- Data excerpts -
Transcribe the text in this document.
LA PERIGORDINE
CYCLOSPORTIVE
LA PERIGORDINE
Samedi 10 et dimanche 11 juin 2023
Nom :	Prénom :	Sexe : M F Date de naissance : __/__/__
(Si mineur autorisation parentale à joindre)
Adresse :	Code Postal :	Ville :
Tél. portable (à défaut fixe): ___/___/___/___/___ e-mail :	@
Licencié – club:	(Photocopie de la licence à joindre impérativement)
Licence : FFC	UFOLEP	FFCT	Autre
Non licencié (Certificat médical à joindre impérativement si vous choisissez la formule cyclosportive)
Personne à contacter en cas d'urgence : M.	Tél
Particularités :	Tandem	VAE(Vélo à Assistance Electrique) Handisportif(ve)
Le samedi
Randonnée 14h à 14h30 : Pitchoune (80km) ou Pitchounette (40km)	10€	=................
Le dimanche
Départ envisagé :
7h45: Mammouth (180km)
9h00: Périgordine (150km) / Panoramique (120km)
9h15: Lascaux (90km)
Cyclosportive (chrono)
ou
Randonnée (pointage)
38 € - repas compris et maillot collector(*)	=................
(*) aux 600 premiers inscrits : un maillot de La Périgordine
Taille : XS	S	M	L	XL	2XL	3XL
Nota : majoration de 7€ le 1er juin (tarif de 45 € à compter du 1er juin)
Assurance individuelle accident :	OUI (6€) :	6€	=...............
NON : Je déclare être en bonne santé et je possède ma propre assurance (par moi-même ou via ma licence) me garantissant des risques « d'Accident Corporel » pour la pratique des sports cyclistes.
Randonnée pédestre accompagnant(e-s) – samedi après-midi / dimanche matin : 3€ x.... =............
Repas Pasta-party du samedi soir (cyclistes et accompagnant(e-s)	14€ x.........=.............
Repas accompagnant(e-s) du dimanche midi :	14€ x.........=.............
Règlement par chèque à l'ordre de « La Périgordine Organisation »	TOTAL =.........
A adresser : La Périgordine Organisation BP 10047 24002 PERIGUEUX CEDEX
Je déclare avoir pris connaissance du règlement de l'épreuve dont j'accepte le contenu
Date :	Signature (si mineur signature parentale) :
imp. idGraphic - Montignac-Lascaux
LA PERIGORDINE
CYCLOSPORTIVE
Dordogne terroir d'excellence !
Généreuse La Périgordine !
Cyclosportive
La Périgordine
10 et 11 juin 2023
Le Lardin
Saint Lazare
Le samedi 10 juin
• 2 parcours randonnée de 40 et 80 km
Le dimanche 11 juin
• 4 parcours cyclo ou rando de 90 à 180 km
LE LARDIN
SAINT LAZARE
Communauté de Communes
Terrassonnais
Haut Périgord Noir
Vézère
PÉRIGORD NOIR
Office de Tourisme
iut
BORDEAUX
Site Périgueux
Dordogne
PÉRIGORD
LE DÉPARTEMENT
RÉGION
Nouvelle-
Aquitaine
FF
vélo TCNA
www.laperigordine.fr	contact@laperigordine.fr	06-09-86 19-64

- Given problem -
Look over the material above and show each line where "impérativement" appears.

- Task response -
Licencié – club:	(Photocopie de la licence à joindre impérativement)
Non licencié (Certificat médical à joindre impérativement si vous choisissez la formule cyclosportive)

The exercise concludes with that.